WRITTEN INSTRUCTION – Count the lines containing "CaO₂". Give the number alone.

INPUT FOR THIS TASK –
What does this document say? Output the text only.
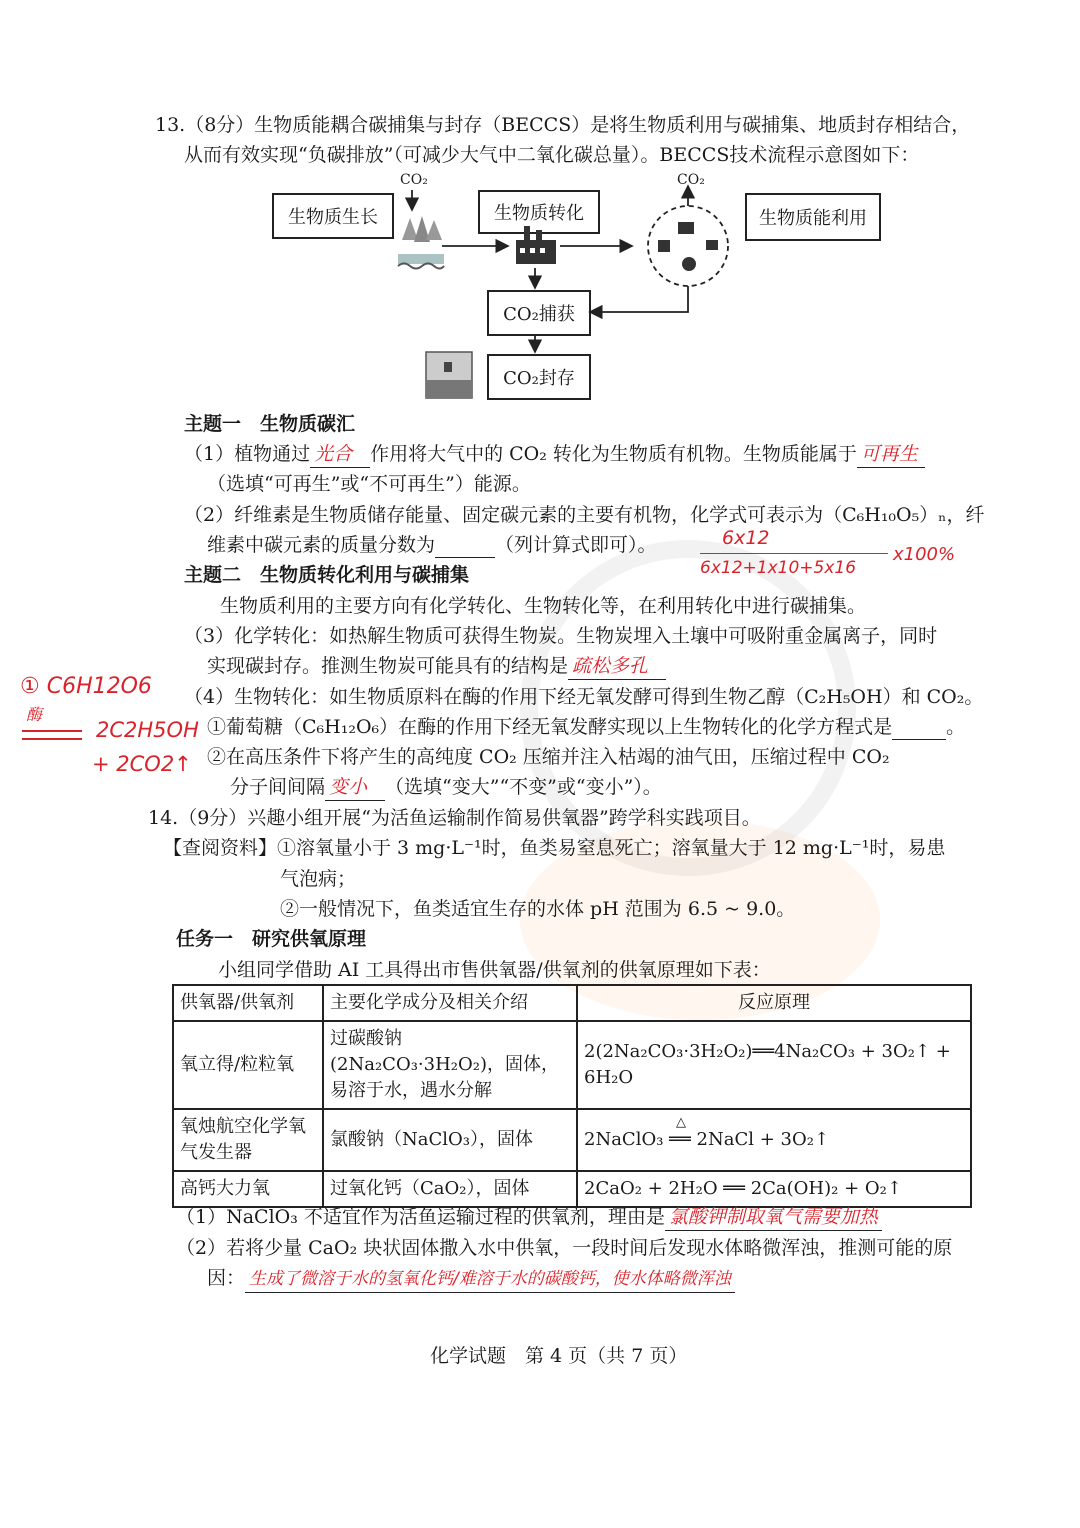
13.（8分）生物质能耦合碳捕集与封存（BECCS）是将生物质利用与碳捕集、地质封存相结合，
从而有效实现“负碳排放”（可减少大气中二氧化碳总量）。BECCS技术流程示意图如下：
CO₂	CO₂
生物质生长	生物质转化	生物质能利用
CO₂捕获
CO₂封存
主题一　生物质碳汇
（1）植物通过 光合 作用将大气中的 CO₂ 转化为生物质有机物。生物质能属于 可再生
（选填“可再生”或“不可再生”）能源。
（2）纤维素是生物质储存能量、固定碳元素的主要有机物，化学式可表示为（C₆H₁₀O₅）ₙ，纤
维素中碳元素的质量分数为	（列计算式即可）。	6x12
6x12+1x10+5x16
x100%
主题二　生物质转化利用与碳捕集
生物质利用的主要方向有化学转化、生物转化等，在利用转化中进行碳捕集。
（3）化学转化：如热解生物质可获得生物炭。生物炭埋入土壤中可吸附重金属离子，同时
实现碳封存。推测生物炭可能具有的结构是 疏松多孔
（4）生物转化：如生物质原料在酶的作用下经无氧发酵可得到生物乙醇（C₂H₅OH）和 CO₂。
①葡萄糖（C₆H₁₂O₆）在酶的作用下经无氧发酵实现以上生物转化的化学方程式是	。
②在高压条件下将产生的高纯度 CO₂ 压缩并注入枯竭的油气田，压缩过程中 CO₂
分子间间隔 变小 （选填“变大”“不变”或“变小”）。
① C6H12O6
酶
2C2H5OH
+ 2CO2↑
14.（9分）兴趣小组开展“为活鱼运输制作简易供氧器”跨学科实践项目。
【查阅资料】①溶氧量小于 3 mg·L⁻¹时，鱼类易窒息死亡；溶氧量大于 12 mg·L⁻¹时，易患
气泡病；
②一般情况下，鱼类适宜生存的水体 pH 范围为 6.5 ~ 9.0。
任务一　研究供氧原理
小组同学借助 AI 工具得出市售供氧器/供氧剂的供氧原理如下表：
供氧器/供氧剂	主要化学成分及相关介绍	反应原理
氧立得/粒粒氧	过碳酸钠(2Na₂CO₃·3H₂O₂)，固体，易溶于水，遇水分解	2(2Na₂CO₃·3H₂O₂)══4Na₂CO₃ + 3O₂↑ + 6H₂O
氧烛航空化学氧气发生器	氯酸钠（NaClO₃），固体	△
2NaClO₃ ══ 2NaCl + 3O₂↑
高钙大力氧	过氧化钙（CaO₂），固体	2CaO₂ + 2H₂O ══ 2Ca(OH)₂ + O₂↑
（1）NaClO₃ 不适宜作为活鱼运输过程的供氧剂，理由是 氯酸钾制取氧气需要加热
（2）若将少量 CaO₂ 块状固体撒入水中供氧，一段时间后发现水体略微浑浊，推测可能的原
因： 生成了微溶于水的氢氧化钙/难溶于水的碳酸钙，使水体略微浑浊
化学试题　第 4 页（共 7 页）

FINAL ANSWER – 2